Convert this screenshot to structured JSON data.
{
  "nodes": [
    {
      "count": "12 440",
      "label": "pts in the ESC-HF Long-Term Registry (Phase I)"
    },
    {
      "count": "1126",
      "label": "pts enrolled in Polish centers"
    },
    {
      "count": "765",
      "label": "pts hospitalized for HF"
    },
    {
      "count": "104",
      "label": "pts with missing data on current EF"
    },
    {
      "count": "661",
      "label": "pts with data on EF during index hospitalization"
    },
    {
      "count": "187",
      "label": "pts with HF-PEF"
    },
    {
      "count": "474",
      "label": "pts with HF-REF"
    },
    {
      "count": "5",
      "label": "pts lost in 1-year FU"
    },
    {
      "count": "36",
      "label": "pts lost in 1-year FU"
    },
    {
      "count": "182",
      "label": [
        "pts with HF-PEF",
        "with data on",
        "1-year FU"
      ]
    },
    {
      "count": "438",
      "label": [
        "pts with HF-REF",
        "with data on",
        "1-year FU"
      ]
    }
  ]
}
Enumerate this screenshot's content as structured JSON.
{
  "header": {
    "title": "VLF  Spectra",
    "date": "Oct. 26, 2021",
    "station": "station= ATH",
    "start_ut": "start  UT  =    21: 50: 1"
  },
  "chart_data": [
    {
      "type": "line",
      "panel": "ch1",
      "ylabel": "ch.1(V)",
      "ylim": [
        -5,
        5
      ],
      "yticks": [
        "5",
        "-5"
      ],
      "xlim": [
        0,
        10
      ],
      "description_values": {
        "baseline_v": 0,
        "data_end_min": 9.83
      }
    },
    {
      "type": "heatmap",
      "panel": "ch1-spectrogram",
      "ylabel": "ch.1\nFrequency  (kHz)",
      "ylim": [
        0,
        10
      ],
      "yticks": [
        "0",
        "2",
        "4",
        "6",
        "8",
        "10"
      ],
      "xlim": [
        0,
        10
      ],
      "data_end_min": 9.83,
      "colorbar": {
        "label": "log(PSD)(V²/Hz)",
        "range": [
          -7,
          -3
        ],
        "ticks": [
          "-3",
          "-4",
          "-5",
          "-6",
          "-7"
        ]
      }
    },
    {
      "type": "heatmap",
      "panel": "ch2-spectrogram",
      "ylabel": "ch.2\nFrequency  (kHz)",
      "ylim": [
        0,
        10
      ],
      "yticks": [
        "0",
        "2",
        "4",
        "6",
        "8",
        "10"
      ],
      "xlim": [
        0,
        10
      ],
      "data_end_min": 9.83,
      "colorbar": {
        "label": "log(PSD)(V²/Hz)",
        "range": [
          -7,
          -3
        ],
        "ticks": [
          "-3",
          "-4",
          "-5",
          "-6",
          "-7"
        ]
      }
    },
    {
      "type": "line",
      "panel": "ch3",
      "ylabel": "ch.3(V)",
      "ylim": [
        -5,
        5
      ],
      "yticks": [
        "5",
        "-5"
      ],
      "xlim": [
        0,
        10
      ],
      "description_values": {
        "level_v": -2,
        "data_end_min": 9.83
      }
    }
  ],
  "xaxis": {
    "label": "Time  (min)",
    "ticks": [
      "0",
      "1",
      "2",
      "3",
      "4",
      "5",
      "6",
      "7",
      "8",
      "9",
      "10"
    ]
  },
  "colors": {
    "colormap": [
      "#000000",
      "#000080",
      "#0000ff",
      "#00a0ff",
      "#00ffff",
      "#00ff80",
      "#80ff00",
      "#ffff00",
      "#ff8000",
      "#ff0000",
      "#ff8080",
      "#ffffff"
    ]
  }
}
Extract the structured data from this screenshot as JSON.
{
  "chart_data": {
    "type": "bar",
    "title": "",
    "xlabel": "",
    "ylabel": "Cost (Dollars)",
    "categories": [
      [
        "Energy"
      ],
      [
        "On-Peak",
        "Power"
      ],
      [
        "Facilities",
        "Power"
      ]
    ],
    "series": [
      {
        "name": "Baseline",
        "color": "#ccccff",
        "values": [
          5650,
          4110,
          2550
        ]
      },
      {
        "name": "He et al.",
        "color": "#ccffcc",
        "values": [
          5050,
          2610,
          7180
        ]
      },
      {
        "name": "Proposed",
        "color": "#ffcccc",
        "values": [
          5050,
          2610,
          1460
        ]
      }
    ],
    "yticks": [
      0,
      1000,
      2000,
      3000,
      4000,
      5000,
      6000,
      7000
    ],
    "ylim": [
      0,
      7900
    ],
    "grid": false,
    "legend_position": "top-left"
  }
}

==================================================

## Problem description
Repeat, with no changes, each line from the one with "Extract the structured" to the end of the listing, including both ends and nothing else.

## Expected output
Extract the structured data from this screenshot as JSON.
{
  "chart_data": {
    "type": "bar",
    "title": "",
    "xlabel": "",
    "ylabel": "Cost (Dollars)",
    "categories": [
      [
        "Energy"
      ],
      [
        "On-Peak",
        "Power"
      ],
      [
        "Facilities",
        "Power"
      ]
    ],
    "series": [
      {
        "name": "Baseline",
        "color": "#ccccff",
        "values": [
          5650,
          4110,
          2550
        ]
      },
      {
        "name": "He et al.",
        "color": "#ccffcc",
        "values": [
          5050,
          2610,
          7180
        ]
      },
      {
        "name": "Proposed",
        "color": "#ffcccc",
        "values": [
          5050,
          2610,
          1460
        ]
      }
    ],
    "yticks": [
      0,
      1000,
      2000,
      3000,
      4000,
      5000,
      6000,
      7000
    ],
    "ylim": [
      0,
      7900
    ],
    "grid": false,
    "legend_position": "top-left"
  }
}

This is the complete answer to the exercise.